[[ Extract to read, beginning ]]

Wednesday, 29 May 2013

Second-in-Command of Militant Group dies in US Air Strike

According to Sky News, the Pakistani Taliban's second-in-command Wali-ur-Rehman has been killed in a drone air strike, security officials have said.

The US remotely controlled aircraft attacked the militant commander in the mountainous North Waziristan region, security officials told the Reuters news agency.
Seven people, including the deputy commander, died in the first such attack since Pakistan's May 11 general election in which US drone strikes were a major issue.
"This is a huge blow to militants and a win in the fight against insurgents," one security official told Reuters.
The security officials and Pashtun tribesmen in the northwestern region said the drone fired two missiles at a mud-built house in Chashma village, two miles (3km) east of Miranshah, the region's administrative town.
They said seven people were killed and four wounded.
"Tribesmen started rescue work an hour after the attack and recovered seven bodies," said resident Bashir Dawar. "The bodies were badly damaged and beyond recognition."

[[ Extract to read, end ]]

→ Tasks to carry out
A. Answer these about the drone strike report:
(i) Which news agency did security officials tell about the attack?
(ii) Where is Chashma village in relation to Miranshah?
(iii) How many people were wounded?
B. Resume the drone strike report after its last sentence.

[[ Listed entries, beginning ]]

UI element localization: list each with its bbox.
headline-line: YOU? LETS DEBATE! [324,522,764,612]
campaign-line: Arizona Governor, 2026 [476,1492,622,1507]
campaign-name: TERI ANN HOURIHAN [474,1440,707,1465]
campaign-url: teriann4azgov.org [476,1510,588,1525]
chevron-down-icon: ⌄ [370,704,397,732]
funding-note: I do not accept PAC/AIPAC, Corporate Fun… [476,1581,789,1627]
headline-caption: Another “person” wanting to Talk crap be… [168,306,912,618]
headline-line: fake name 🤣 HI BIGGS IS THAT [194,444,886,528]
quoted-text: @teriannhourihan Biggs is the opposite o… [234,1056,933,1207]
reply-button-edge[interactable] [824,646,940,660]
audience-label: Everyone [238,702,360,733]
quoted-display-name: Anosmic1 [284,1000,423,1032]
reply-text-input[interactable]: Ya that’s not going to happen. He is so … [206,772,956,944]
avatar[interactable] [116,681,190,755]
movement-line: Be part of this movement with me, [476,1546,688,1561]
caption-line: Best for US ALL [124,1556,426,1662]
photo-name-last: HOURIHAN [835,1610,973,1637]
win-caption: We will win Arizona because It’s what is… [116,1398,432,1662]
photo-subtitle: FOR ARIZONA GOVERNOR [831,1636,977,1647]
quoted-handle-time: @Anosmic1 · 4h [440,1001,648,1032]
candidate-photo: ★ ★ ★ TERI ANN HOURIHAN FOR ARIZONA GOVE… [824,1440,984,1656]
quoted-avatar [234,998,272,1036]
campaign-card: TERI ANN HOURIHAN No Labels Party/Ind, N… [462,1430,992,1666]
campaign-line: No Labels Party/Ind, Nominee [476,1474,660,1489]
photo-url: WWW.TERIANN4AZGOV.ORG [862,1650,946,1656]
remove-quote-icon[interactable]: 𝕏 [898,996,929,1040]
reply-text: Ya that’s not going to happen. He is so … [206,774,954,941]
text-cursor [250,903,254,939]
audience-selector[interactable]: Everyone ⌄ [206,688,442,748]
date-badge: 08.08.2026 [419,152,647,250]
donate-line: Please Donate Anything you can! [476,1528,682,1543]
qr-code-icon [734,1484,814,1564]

[[ Listed entries, end ]]

→ Solved tasks
A.
(i) Reuters
(ii) Two miles (3km) east of Miranshah
(iii) Four

B.
A senior Pakistani army official said last year that Rehman had been poised to succeed Hakimullah Mehsud as leader of the Pakistan Taliban.
The Pakistan Taliban is a separate entity to the Afghan Taliban, but is allied to it.
It is officially known as the Tehreek-e-Taliban Pakistan (TTP) and has launched devastating attacks against the Pakistani military and civilians.
Among the attacks on civilians have been the targeting of health workers vaccinating people against polio.
The drone strike has so far been impossible to verify independently. Foreign journalists must have permission from the military to visit the tribal areas along the Afghan border.
Taliban fighters also often seal off the sites of drone strikes immediately so Pakistani journalists cannot see the victims.